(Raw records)
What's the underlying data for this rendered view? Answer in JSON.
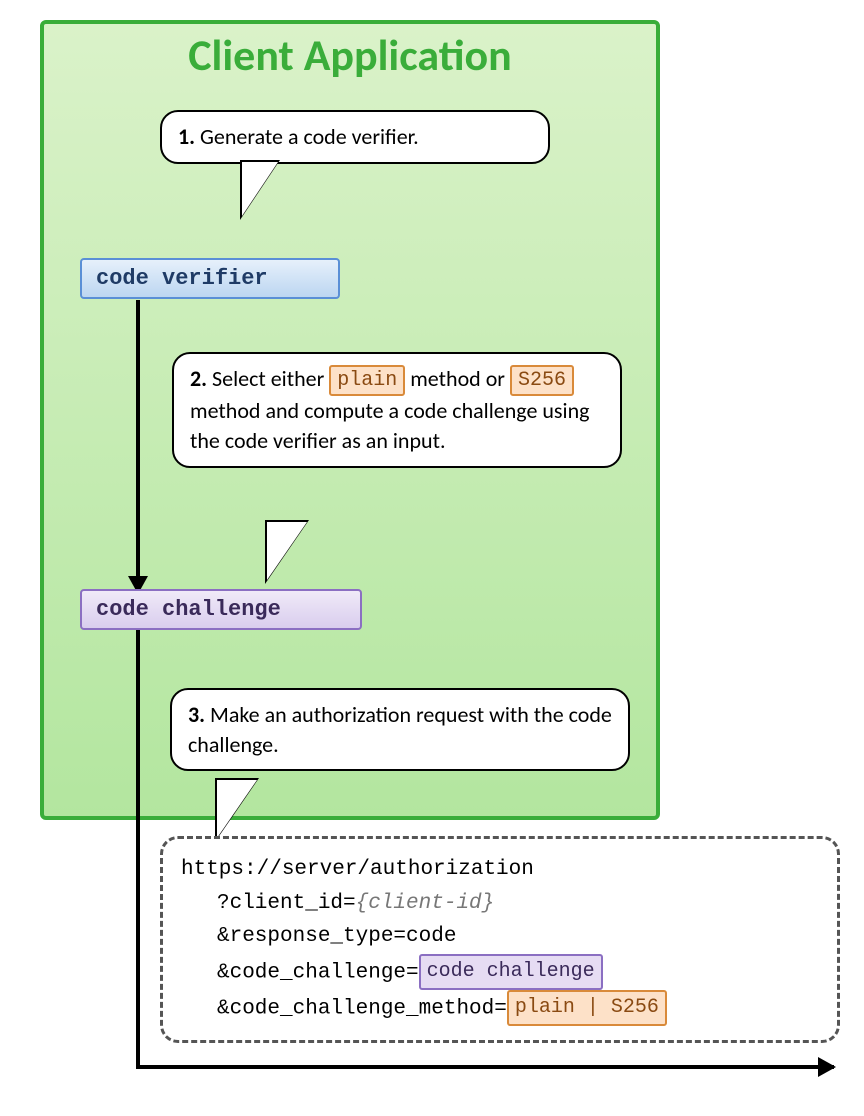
{
  "title": "Client Application",
  "steps": {
    "s1": {
      "num": "1.",
      "text": "Generate a code verifier."
    },
    "s2": {
      "num": "2.",
      "pre": "Select either ",
      "chip1": "plain",
      "mid1": " method or ",
      "chip2": "S256",
      "post": " method and compute a code challenge using the code verifier as an input."
    },
    "s3": {
      "num": "3.",
      "text": "Make an authorization request with the code challenge."
    }
  },
  "boxes": {
    "verifier": "code verifier",
    "challenge": "code challenge"
  },
  "request": {
    "line1": "https://server/authorization",
    "line2a": "?client_id=",
    "line2b": "{client-id}",
    "line3": "&response_type=code",
    "line4a": "&code_challenge=",
    "line4chip": "code challenge",
    "line5a": "&code_challenge_method=",
    "line5chip": "plain | S256"
  }
}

EXERCISE GOAL: Reproduce every line of the material precisely, omitting its pictures.

RESULT FOR THIS EXERCISE:
What's the underlying data for this rendered view? Answer in JSON.
{
  "title": "Client Application",
  "steps": {
    "s1": {
      "num": "1.",
      "text": "Generate a code verifier."
    },
    "s2": {
      "num": "2.",
      "pre": "Select either ",
      "chip1": "plain",
      "mid1": " method or ",
      "chip2": "S256",
      "post": " method and compute a code challenge using the code verifier as an input."
    },
    "s3": {
      "num": "3.",
      "text": "Make an authorization request with the code challenge."
    }
  },
  "boxes": {
    "verifier": "code verifier",
    "challenge": "code challenge"
  },
  "request": {
    "line1": "https://server/authorization",
    "line2a": "?client_id=",
    "line2b": "{client-id}",
    "line3": "&response_type=code",
    "line4a": "&code_challenge=",
    "line4chip": "code challenge",
    "line5a": "&code_challenge_method=",
    "line5chip": "plain | S256"
  }
}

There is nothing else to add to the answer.